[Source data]
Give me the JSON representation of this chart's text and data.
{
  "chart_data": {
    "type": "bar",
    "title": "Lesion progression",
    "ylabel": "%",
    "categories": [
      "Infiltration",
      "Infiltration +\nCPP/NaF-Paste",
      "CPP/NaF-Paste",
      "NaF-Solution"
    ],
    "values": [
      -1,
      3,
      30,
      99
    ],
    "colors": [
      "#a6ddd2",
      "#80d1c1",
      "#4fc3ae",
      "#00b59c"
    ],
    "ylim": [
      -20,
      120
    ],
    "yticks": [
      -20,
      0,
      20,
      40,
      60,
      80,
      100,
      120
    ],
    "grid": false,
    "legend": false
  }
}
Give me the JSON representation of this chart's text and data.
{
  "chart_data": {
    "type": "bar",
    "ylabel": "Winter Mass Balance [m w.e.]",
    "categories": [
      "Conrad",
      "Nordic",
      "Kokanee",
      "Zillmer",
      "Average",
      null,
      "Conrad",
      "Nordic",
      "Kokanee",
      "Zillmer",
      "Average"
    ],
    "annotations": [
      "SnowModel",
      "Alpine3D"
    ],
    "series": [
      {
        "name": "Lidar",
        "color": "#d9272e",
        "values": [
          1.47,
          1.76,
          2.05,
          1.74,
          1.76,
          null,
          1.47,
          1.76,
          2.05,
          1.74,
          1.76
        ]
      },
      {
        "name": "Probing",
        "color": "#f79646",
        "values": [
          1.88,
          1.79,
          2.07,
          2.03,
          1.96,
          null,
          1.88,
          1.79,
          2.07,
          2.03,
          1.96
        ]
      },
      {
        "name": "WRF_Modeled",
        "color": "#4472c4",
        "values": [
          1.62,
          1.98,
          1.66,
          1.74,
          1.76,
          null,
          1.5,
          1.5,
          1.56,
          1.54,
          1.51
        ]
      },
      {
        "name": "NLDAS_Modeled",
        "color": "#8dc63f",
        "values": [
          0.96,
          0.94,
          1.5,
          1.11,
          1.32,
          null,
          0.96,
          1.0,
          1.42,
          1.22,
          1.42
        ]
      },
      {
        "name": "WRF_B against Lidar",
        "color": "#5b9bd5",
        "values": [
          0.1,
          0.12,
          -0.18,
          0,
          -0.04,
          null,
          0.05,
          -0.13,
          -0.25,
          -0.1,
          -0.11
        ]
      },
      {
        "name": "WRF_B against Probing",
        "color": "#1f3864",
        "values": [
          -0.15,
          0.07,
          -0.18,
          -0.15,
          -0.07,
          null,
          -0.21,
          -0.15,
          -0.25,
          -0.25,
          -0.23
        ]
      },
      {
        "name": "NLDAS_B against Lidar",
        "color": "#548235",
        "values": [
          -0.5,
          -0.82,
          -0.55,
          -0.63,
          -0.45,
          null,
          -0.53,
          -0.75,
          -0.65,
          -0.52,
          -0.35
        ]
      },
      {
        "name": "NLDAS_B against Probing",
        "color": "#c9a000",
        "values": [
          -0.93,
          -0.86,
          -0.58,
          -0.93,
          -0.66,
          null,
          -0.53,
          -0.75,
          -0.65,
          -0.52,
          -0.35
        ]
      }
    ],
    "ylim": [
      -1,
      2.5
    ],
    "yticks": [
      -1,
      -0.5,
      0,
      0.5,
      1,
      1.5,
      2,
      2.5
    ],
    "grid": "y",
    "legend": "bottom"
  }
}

▸ Aim of the task
Retype the listing exactly, in full.

▸ Output for this exercise
Give me the JSON representation of this chart's text and data.
{
  "chart_data": {
    "type": "bar",
    "title": "Lesion progression",
    "ylabel": "%",
    "categories": [
      "Infiltration",
      "Infiltration +\nCPP/NaF-Paste",
      "CPP/NaF-Paste",
      "NaF-Solution"
    ],
    "values": [
      -1,
      3,
      30,
      99
    ],
    "colors": [
      "#a6ddd2",
      "#80d1c1",
      "#4fc3ae",
      "#00b59c"
    ],
    "ylim": [
      -20,
      120
    ],
    "yticks": [
      -20,
      0,
      20,
      40,
      60,
      80,
      100,
      120
    ],
    "grid": false,
    "legend": false
  }
}
Give me the JSON representation of this chart's text and data.
{
  "chart_data": {
    "type": "bar",
    "ylabel": "Winter Mass Balance [m w.e.]",
    "categories": [
      "Conrad",
      "Nordic",
      "Kokanee",
      "Zillmer",
      "Average",
      null,
      "Conrad",
      "Nordic",
      "Kokanee",
      "Zillmer",
      "Average"
    ],
    "annotations": [
      "SnowModel",
      "Alpine3D"
    ],
    "series": [
      {
        "name": "Lidar",
        "color": "#d9272e",
        "values": [
          1.47,
          1.76,
          2.05,
          1.74,
          1.76,
          null,
          1.47,
          1.76,
          2.05,
          1.74,
          1.76
        ]
      },
      {
        "name": "Probing",
        "color": "#f79646",
        "values": [
          1.88,
          1.79,
          2.07,
          2.03,
          1.96,
          null,
          1.88,
          1.79,
          2.07,
          2.03,
          1.96
        ]
      },
      {
        "name": "WRF_Modeled",
        "color": "#4472c4",
        "values": [
          1.62,
          1.98,
          1.66,
          1.74,
          1.76,
          null,
          1.5,
          1.5,
          1.56,
          1.54,
          1.51
        ]
      },
      {
        "name": "NLDAS_Modeled",
        "color": "#8dc63f",
        "values": [
          0.96,
          0.94,
          1.5,
          1.11,
          1.32,
          null,
          0.96,
          1.0,
          1.42,
          1.22,
          1.42
        ]
      },
      {
        "name": "WRF_B against Lidar",
        "color": "#5b9bd5",
        "values": [
          0.1,
          0.12,
          -0.18,
          0,
          -0.04,
          null,
          0.05,
          -0.13,
          -0.25,
          -0.1,
          -0.11
        ]
      },
      {
        "name": "WRF_B against Probing",
        "color": "#1f3864",
        "values": [
          -0.15,
          0.07,
          -0.18,
          -0.15,
          -0.07,
          null,
          -0.21,
          -0.15,
          -0.25,
          -0.25,
          -0.23
        ]
      },
      {
        "name": "NLDAS_B against Lidar",
        "color": "#548235",
        "values": [
          -0.5,
          -0.82,
          -0.55,
          -0.63,
          -0.45,
          null,
          -0.53,
          -0.75,
          -0.65,
          -0.52,
          -0.35
        ]
      },
      {
        "name": "NLDAS_B against Probing",
        "color": "#c9a000",
        "values": [
          -0.93,
          -0.86,
          -0.58,
          -0.93,
          -0.66,
          null,
          -0.53,
          -0.75,
          -0.65,
          -0.52,
          -0.35
        ]
      }
    ],
    "ylim": [
      -1,
      2.5
    ],
    "yticks": [
      -1,
      -0.5,
      0,
      0.5,
      1,
      1.5,
      2,
      2.5
    ],
    "grid": "y",
    "legend": "bottom"
  }
}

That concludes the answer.